— Begin —
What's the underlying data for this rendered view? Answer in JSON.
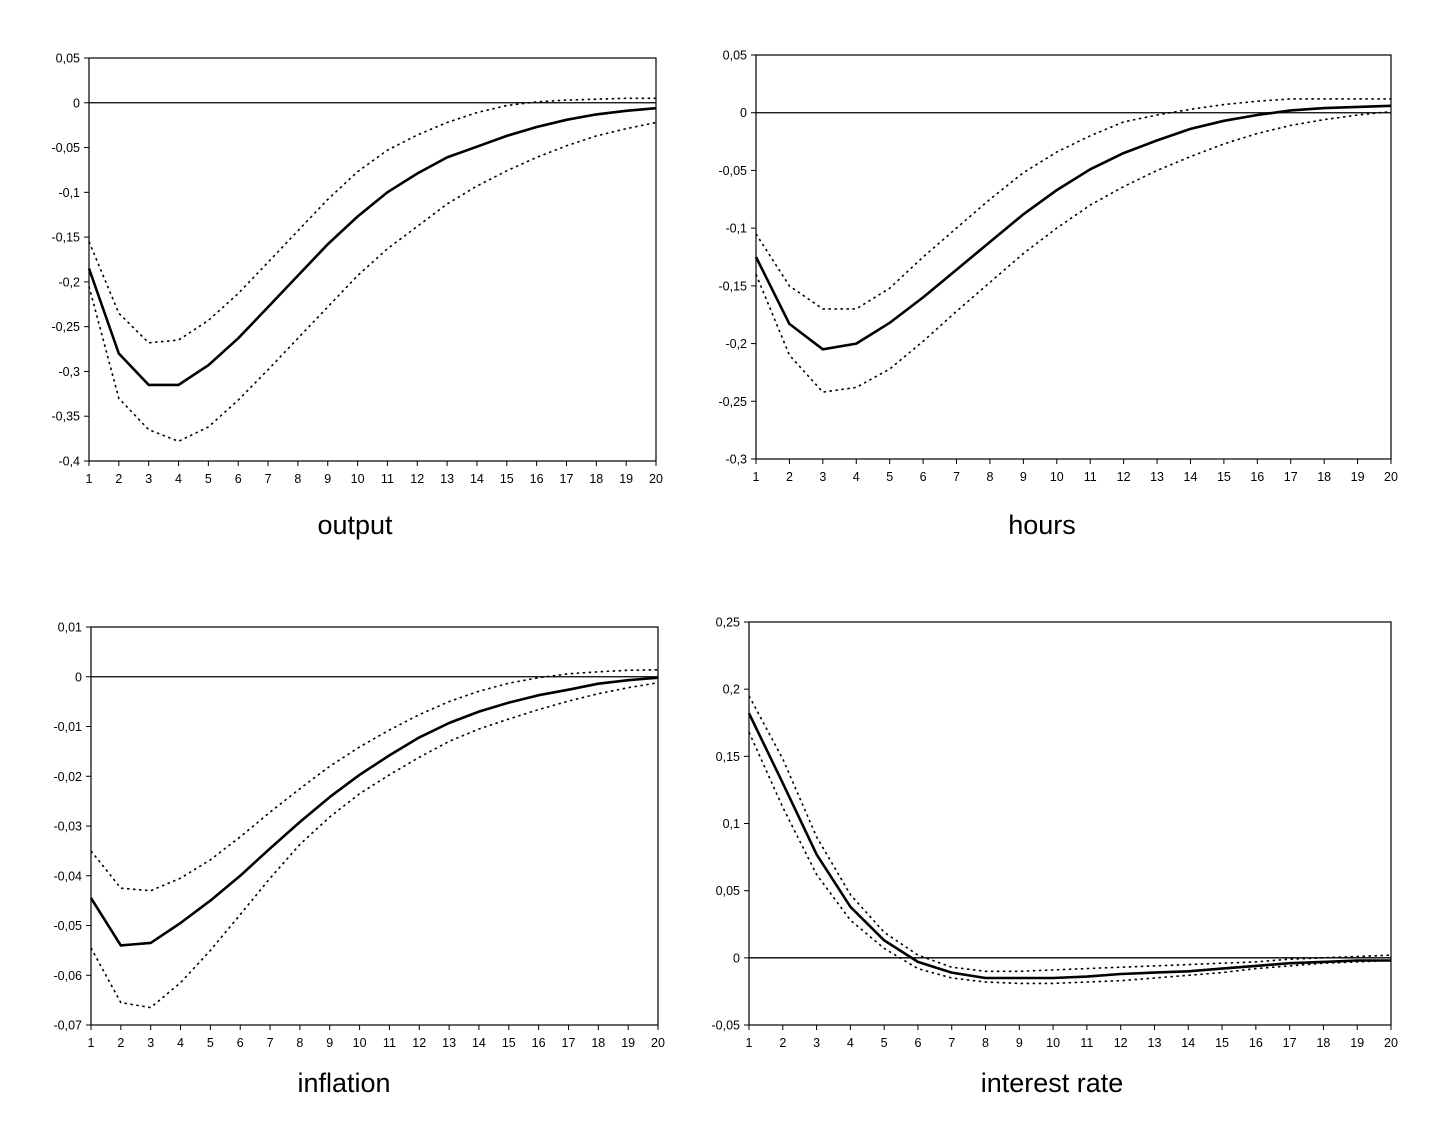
{
  "chart_data": [
    {
      "type": "line",
      "title": "output",
      "x": [
        1,
        2,
        3,
        4,
        5,
        6,
        7,
        8,
        9,
        10,
        11,
        12,
        13,
        14,
        15,
        16,
        17,
        18,
        19,
        20
      ],
      "x_tick_labels": [
        "1",
        "2",
        "3",
        "4",
        "5",
        "6",
        "7",
        "8",
        "9",
        "10",
        "11",
        "12",
        "13",
        "14",
        "15",
        "16",
        "17",
        "18",
        "19",
        "20"
      ],
      "ylim": [
        -0.4,
        0.05
      ],
      "y_ticks": [
        0.05,
        0,
        -0.05,
        -0.1,
        -0.15,
        -0.2,
        -0.25,
        -0.3,
        -0.35,
        -0.4
      ],
      "y_tick_labels": [
        "0,05",
        "0",
        "-0,05",
        "-0,1",
        "-0,15",
        "-0,2",
        "-0,25",
        "-0,3",
        "-0,35",
        "-0,4"
      ],
      "zero_line": true,
      "series": [
        {
          "role": "point-estimate",
          "style": "solid",
          "values": [
            -0.185,
            -0.28,
            -0.315,
            -0.315,
            -0.293,
            -0.263,
            -0.228,
            -0.193,
            -0.158,
            -0.127,
            -0.1,
            -0.079,
            -0.061,
            -0.049,
            -0.037,
            -0.027,
            -0.019,
            -0.013,
            -0.009,
            -0.006
          ]
        },
        {
          "role": "upper-band",
          "style": "dotted",
          "values": [
            -0.155,
            -0.235,
            -0.268,
            -0.265,
            -0.243,
            -0.213,
            -0.178,
            -0.143,
            -0.108,
            -0.077,
            -0.053,
            -0.036,
            -0.022,
            -0.011,
            -0.003,
            0.001,
            0.003,
            0.004,
            0.005,
            0.005
          ]
        },
        {
          "role": "lower-band",
          "style": "dotted",
          "values": [
            -0.205,
            -0.33,
            -0.365,
            -0.378,
            -0.362,
            -0.332,
            -0.298,
            -0.263,
            -0.228,
            -0.193,
            -0.163,
            -0.138,
            -0.113,
            -0.093,
            -0.076,
            -0.061,
            -0.048,
            -0.037,
            -0.029,
            -0.022
          ]
        }
      ]
    },
    {
      "type": "line",
      "title": "hours",
      "x": [
        1,
        2,
        3,
        4,
        5,
        6,
        7,
        8,
        9,
        10,
        11,
        12,
        13,
        14,
        15,
        16,
        17,
        18,
        19,
        20
      ],
      "x_tick_labels": [
        "1",
        "2",
        "3",
        "4",
        "5",
        "6",
        "7",
        "8",
        "9",
        "10",
        "11",
        "12",
        "13",
        "14",
        "15",
        "16",
        "17",
        "18",
        "19",
        "20"
      ],
      "ylim": [
        -0.3,
        0.05
      ],
      "y_ticks": [
        0.05,
        0,
        -0.05,
        -0.1,
        -0.15,
        -0.2,
        -0.25,
        -0.3
      ],
      "y_tick_labels": [
        "0,05",
        "0",
        "-0,05",
        "-0,1",
        "-0,15",
        "-0,2",
        "-0,25",
        "-0,3"
      ],
      "zero_line": true,
      "series": [
        {
          "role": "point-estimate",
          "style": "solid",
          "values": [
            -0.125,
            -0.183,
            -0.205,
            -0.2,
            -0.182,
            -0.16,
            -0.136,
            -0.112,
            -0.088,
            -0.067,
            -0.049,
            -0.035,
            -0.024,
            -0.014,
            -0.007,
            -0.002,
            0.002,
            0.004,
            0.005,
            0.006
          ]
        },
        {
          "role": "upper-band",
          "style": "dotted",
          "values": [
            -0.105,
            -0.15,
            -0.17,
            -0.17,
            -0.152,
            -0.125,
            -0.1,
            -0.075,
            -0.052,
            -0.034,
            -0.02,
            -0.008,
            -0.002,
            0.003,
            0.007,
            0.01,
            0.012,
            0.012,
            0.012,
            0.012
          ]
        },
        {
          "role": "lower-band",
          "style": "dotted",
          "values": [
            -0.14,
            -0.21,
            -0.242,
            -0.238,
            -0.222,
            -0.198,
            -0.172,
            -0.147,
            -0.122,
            -0.1,
            -0.08,
            -0.064,
            -0.05,
            -0.038,
            -0.027,
            -0.018,
            -0.011,
            -0.006,
            -0.002,
            0.001
          ]
        }
      ]
    },
    {
      "type": "line",
      "title": "inflation",
      "x": [
        1,
        2,
        3,
        4,
        5,
        6,
        7,
        8,
        9,
        10,
        11,
        12,
        13,
        14,
        15,
        16,
        17,
        18,
        19,
        20
      ],
      "x_tick_labels": [
        "1",
        "2",
        "3",
        "4",
        "5",
        "6",
        "7",
        "8",
        "9",
        "10",
        "11",
        "12",
        "13",
        "14",
        "15",
        "16",
        "17",
        "18",
        "19",
        "20"
      ],
      "ylim": [
        -0.07,
        0.01
      ],
      "y_ticks": [
        0.01,
        0,
        -0.01,
        -0.02,
        -0.03,
        -0.04,
        -0.05,
        -0.06,
        -0.07
      ],
      "y_tick_labels": [
        "0,01",
        "0",
        "-0,01",
        "-0,02",
        "-0,03",
        "-0,04",
        "-0,05",
        "-0,06",
        "-0,07"
      ],
      "zero_line": true,
      "series": [
        {
          "role": "point-estimate",
          "style": "solid",
          "values": [
            -0.0445,
            -0.054,
            -0.0535,
            -0.0495,
            -0.045,
            -0.04,
            -0.0345,
            -0.0292,
            -0.0242,
            -0.0197,
            -0.0158,
            -0.0122,
            -0.0093,
            -0.007,
            -0.0052,
            -0.0037,
            -0.0026,
            -0.0014,
            -0.0007,
            -0.0002
          ]
        },
        {
          "role": "upper-band",
          "style": "dotted",
          "values": [
            -0.035,
            -0.0425,
            -0.043,
            -0.0405,
            -0.0368,
            -0.0322,
            -0.0272,
            -0.0225,
            -0.018,
            -0.0141,
            -0.0107,
            -0.0076,
            -0.005,
            -0.0029,
            -0.0013,
            -0.0002,
            0.0006,
            0.001,
            0.0013,
            0.0014
          ]
        },
        {
          "role": "lower-band",
          "style": "dotted",
          "values": [
            -0.0545,
            -0.0655,
            -0.0665,
            -0.0615,
            -0.055,
            -0.0478,
            -0.0405,
            -0.0337,
            -0.0282,
            -0.0235,
            -0.0197,
            -0.0162,
            -0.013,
            -0.0105,
            -0.0085,
            -0.0066,
            -0.0049,
            -0.0034,
            -0.0022,
            -0.0012
          ]
        }
      ]
    },
    {
      "type": "line",
      "title": "interest rate",
      "x": [
        1,
        2,
        3,
        4,
        5,
        6,
        7,
        8,
        9,
        10,
        11,
        12,
        13,
        14,
        15,
        16,
        17,
        18,
        19,
        20
      ],
      "x_tick_labels": [
        "1",
        "2",
        "3",
        "4",
        "5",
        "6",
        "7",
        "8",
        "9",
        "10",
        "11",
        "12",
        "13",
        "14",
        "15",
        "16",
        "17",
        "18",
        "19",
        "20"
      ],
      "ylim": [
        -0.05,
        0.25
      ],
      "y_ticks": [
        0.25,
        0.2,
        0.15,
        0.1,
        0.05,
        0,
        -0.05
      ],
      "y_tick_labels": [
        "0,25",
        "0,2",
        "0,15",
        "0,1",
        "0,05",
        "0",
        "-0,05"
      ],
      "zero_line": true,
      "series": [
        {
          "role": "point-estimate",
          "style": "solid",
          "values": [
            0.182,
            0.13,
            0.077,
            0.038,
            0.013,
            -0.003,
            -0.011,
            -0.015,
            -0.015,
            -0.015,
            -0.014,
            -0.012,
            -0.011,
            -0.01,
            -0.008,
            -0.006,
            -0.004,
            -0.003,
            -0.002,
            -0.002
          ]
        },
        {
          "role": "upper-band",
          "style": "dotted",
          "values": [
            0.195,
            0.148,
            0.09,
            0.047,
            0.019,
            0.002,
            -0.007,
            -0.01,
            -0.01,
            -0.009,
            -0.008,
            -0.007,
            -0.006,
            -0.005,
            -0.004,
            -0.003,
            -0.001,
            0,
            0.001,
            0.002
          ]
        },
        {
          "role": "lower-band",
          "style": "dotted",
          "values": [
            0.168,
            0.112,
            0.062,
            0.028,
            0.007,
            -0.008,
            -0.015,
            -0.018,
            -0.019,
            -0.019,
            -0.018,
            -0.017,
            -0.015,
            -0.013,
            -0.011,
            -0.008,
            -0.006,
            -0.004,
            -0.003,
            -0.002
          ]
        }
      ]
    }
  ]
}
— End —
## Exercise prompt
Copy out every line of the material above that mentions the word "title".

## Task solution
      "title": "output",
      "title": "hours",
      "title": "inflation",
      "title": "interest rate",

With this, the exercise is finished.